Exercise ::
From the entries below, please gather each line containing the string "dish".

Provided records ::
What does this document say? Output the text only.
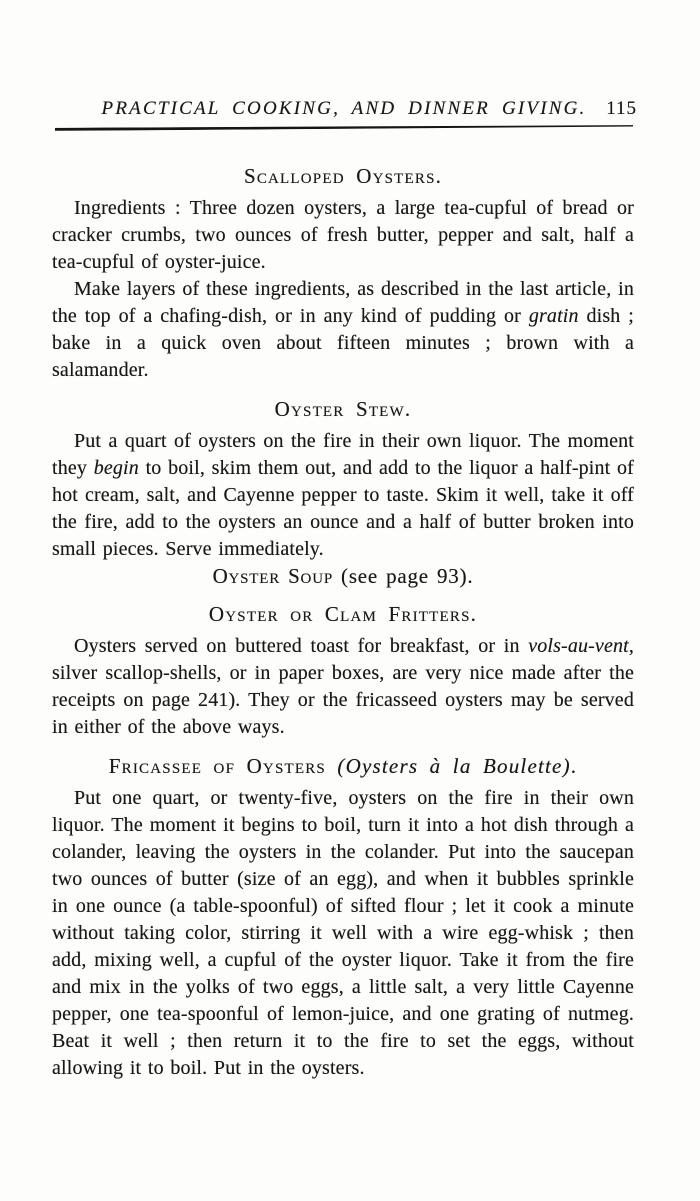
PRACTICAL COOKING, AND DINNER GIVING.	115
Scalloped Oysters.

Ingredients : Three dozen oysters, a large tea-cupful of bread or cracker crumbs, two ounces of fresh butter, pepper and salt, half a tea-cupful of oyster-juice.

Make layers of these ingredients, as described in the last article, in the top of a chafing-dish, or in any kind of pudding or gratin dish ; bake in a quick oven about fifteen minutes ; brown with a salamander.

Oyster Stew.

Put a quart of oysters on the fire in their own liquor. The moment they begin to boil, skim them out, and add to the liquor a half-pint of hot cream, salt, and Cayenne pepper to taste. Skim it well, take it off the fire, add to the oysters an ounce and a half of butter broken into small pieces. Serve immediately.

Oyster Soup (see page 93).
Oyster or Clam Fritters.

Oysters served on buttered toast for breakfast, or in vols-au-vent, silver scallop-shells, or in paper boxes, are very nice made after the receipts on page 241). They or the fricasseed oysters may be served in either of the above ways.

Fricassee of Oysters (Oysters à la Boulette).

Put one quart, or twenty-five, oysters on the fire in their own liquor. The moment it begins to boil, turn it into a hot dish through a colander, leaving the oysters in the colander. Put into the saucepan two ounces of butter (size of an egg), and when it bubbles sprinkle in one ounce (a table-spoonful) of sifted flour ; let it cook a minute without taking color, stirring it well with a wire egg-whisk ; then add, mixing well, a cupful of the oyster liquor. Take it from the fire and mix in the yolks of two eggs, a little salt, a very little Cayenne pepper, one tea-spoonful of lemon-juice, and one grating of nutmeg. Beat it well ; then return it to the fire to set the eggs, without allowing it to boil. Put in the oysters.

Response to this exercise ::
Make layers of these ingredients, as described in the last article, in the top of a chafing-dish, or in any kind of pudding or gratin dish ; bake in a quick oven about fifteen minutes ; brown with a salamander.
Put one quart, or twenty-five, oysters on the fire in their own liquor. The moment it begins to boil, turn it into a hot dish through a colander, leaving the oysters in the colander. Put into the saucepan two ounces of butter (size of an egg), and when it bubbles sprinkle in one ounce (a table-spoonful) of sifted flour ; let it cook a minute without taking color, stirring it well with a wire egg-whisk ; then add, mixing well, a cupful of the oyster liquor. Take it from the fire and mix in the yolks of two eggs, a little salt, a very little Cayenne pepper, one tea-spoonful of lemon-juice, and one grating of nutmeg. Beat it well ; then return it to the fire to set the eggs, without allowing it to boil. Put in the oysters.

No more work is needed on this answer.